__Instruction__.
Write out all of the data exactly as it appears.
____________________
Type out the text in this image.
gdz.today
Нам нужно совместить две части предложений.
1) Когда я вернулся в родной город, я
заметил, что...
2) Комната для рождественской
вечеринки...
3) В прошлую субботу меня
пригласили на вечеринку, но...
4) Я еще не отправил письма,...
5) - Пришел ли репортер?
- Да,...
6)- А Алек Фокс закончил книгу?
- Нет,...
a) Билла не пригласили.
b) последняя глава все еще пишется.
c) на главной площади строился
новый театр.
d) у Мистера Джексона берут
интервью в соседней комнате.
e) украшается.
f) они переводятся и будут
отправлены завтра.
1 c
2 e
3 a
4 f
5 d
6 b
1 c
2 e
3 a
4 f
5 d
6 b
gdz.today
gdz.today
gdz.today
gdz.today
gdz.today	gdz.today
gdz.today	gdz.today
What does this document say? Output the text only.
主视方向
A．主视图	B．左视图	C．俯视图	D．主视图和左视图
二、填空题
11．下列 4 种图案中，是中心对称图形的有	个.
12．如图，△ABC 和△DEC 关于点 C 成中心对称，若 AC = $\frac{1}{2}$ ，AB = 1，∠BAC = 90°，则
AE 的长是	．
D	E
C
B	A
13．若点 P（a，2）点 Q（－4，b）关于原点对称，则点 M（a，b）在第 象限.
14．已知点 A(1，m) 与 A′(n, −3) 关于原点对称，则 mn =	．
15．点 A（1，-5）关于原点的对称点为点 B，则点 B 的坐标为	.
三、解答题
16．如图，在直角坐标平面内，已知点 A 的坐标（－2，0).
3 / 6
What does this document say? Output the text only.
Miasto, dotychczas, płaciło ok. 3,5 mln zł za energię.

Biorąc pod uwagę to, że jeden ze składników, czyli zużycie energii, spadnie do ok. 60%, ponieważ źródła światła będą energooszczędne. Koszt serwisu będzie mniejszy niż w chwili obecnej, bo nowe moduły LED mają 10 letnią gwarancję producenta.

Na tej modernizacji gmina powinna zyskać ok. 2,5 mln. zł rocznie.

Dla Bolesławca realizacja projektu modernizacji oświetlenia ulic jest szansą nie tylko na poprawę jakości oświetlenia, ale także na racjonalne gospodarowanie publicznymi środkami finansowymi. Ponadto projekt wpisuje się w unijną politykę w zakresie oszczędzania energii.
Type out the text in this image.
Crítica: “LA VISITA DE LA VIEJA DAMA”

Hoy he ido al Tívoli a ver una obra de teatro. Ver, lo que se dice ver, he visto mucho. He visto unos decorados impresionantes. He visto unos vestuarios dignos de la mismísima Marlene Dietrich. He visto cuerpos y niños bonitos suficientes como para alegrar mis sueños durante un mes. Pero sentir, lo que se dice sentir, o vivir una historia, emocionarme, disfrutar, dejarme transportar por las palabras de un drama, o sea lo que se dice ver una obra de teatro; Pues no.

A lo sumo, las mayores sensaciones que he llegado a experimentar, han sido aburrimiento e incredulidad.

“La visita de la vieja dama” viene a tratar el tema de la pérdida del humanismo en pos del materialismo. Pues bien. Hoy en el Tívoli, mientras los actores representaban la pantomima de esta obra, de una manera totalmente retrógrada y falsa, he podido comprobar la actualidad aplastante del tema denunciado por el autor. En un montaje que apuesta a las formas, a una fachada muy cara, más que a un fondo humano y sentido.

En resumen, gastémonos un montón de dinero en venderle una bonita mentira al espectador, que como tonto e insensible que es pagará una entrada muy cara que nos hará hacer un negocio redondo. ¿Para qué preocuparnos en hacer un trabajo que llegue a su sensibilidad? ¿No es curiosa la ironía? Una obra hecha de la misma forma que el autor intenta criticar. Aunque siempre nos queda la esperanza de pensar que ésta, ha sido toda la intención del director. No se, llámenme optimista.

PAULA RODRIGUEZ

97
____________________
__Final result__.
Type out the text in this image.
gdz.today
Нам нужно совместить две части предложений.
1) Когда я вернулся в родной город, я
заметил, что...
2) Комната для рождественской
вечеринки...
3) В прошлую субботу меня
пригласили на вечеринку, но...
4) Я еще не отправил письма,...
5) - Пришел ли репортер?
- Да,...
6)- А Алек Фокс закончил книгу?
- Нет,...
a) Билла не пригласили.
b) последняя глава все еще пишется.
c) на главной площади строился
новый театр.
d) у Мистера Джексона берут
интервью в соседней комнате.
e) украшается.
f) они переводятся и будут
отправлены завтра.
1 c
2 e
3 a
4 f
5 d
6 b
1 c
2 e
3 a
4 f
5 d
6 b
gdz.today
gdz.today
gdz.today
gdz.today
gdz.today	gdz.today
gdz.today	gdz.today
What does this document say? Output the text only.
主视方向
A．主视图	B．左视图	C．俯视图	D．主视图和左视图
二、填空题
11．下列 4 种图案中，是中心对称图形的有	个.
12．如图，△ABC 和△DEC 关于点 C 成中心对称，若 AC = $\frac{1}{2}$ ，AB = 1，∠BAC = 90°，则
AE 的长是	．
D	E
C
B	A
13．若点 P（a，2）点 Q（－4，b）关于原点对称，则点 M（a，b）在第 象限.
14．已知点 A(1，m) 与 A′(n, −3) 关于原点对称，则 mn =	．
15．点 A（1，-5）关于原点的对称点为点 B，则点 B 的坐标为	.
三、解答题
16．如图，在直角坐标平面内，已知点 A 的坐标（－2，0).
3 / 6
What does this document say? Output the text only.
Miasto, dotychczas, płaciło ok. 3,5 mln zł za energię.

Biorąc pod uwagę to, że jeden ze składników, czyli zużycie energii, spadnie do ok. 60%, ponieważ źródła światła będą energooszczędne. Koszt serwisu będzie mniejszy niż w chwili obecnej, bo nowe moduły LED mają 10 letnią gwarancję producenta.

Na tej modernizacji gmina powinna zyskać ok. 2,5 mln. zł rocznie.

Dla Bolesławca realizacja projektu modernizacji oświetlenia ulic jest szansą nie tylko na poprawę jakości oświetlenia, ale także na racjonalne gospodarowanie publicznymi środkami finansowymi. Ponadto projekt wpisuje się w unijną politykę w zakresie oszczędzania energii.
Type out the text in this image.
Crítica: “LA VISITA DE LA VIEJA DAMA”

Hoy he ido al Tívoli a ver una obra de teatro. Ver, lo que se dice ver, he visto mucho. He visto unos decorados impresionantes. He visto unos vestuarios dignos de la mismísima Marlene Dietrich. He visto cuerpos y niños bonitos suficientes como para alegrar mis sueños durante un mes. Pero sentir, lo que se dice sentir, o vivir una historia, emocionarme, disfrutar, dejarme transportar por las palabras de un drama, o sea lo que se dice ver una obra de teatro; Pues no.

A lo sumo, las mayores sensaciones que he llegado a experimentar, han sido aburrimiento e incredulidad.

“La visita de la vieja dama” viene a tratar el tema de la pérdida del humanismo en pos del materialismo. Pues bien. Hoy en el Tívoli, mientras los actores representaban la pantomima de esta obra, de una manera totalmente retrógrada y falsa, he podido comprobar la actualidad aplastante del tema denunciado por el autor. En un montaje que apuesta a las formas, a una fachada muy cara, más que a un fondo humano y sentido.

En resumen, gastémonos un montón de dinero en venderle una bonita mentira al espectador, que como tonto e insensible que es pagará una entrada muy cara que nos hará hacer un negocio redondo. ¿Para qué preocuparnos en hacer un trabajo que llegue a su sensibilidad? ¿No es curiosa la ironía? Una obra hecha de la misma forma que el autor intenta criticar. Aunque siempre nos queda la esperanza de pensar que ésta, ha sido toda la intención del director. No se, llámenme optimista.

PAULA RODRIGUEZ

97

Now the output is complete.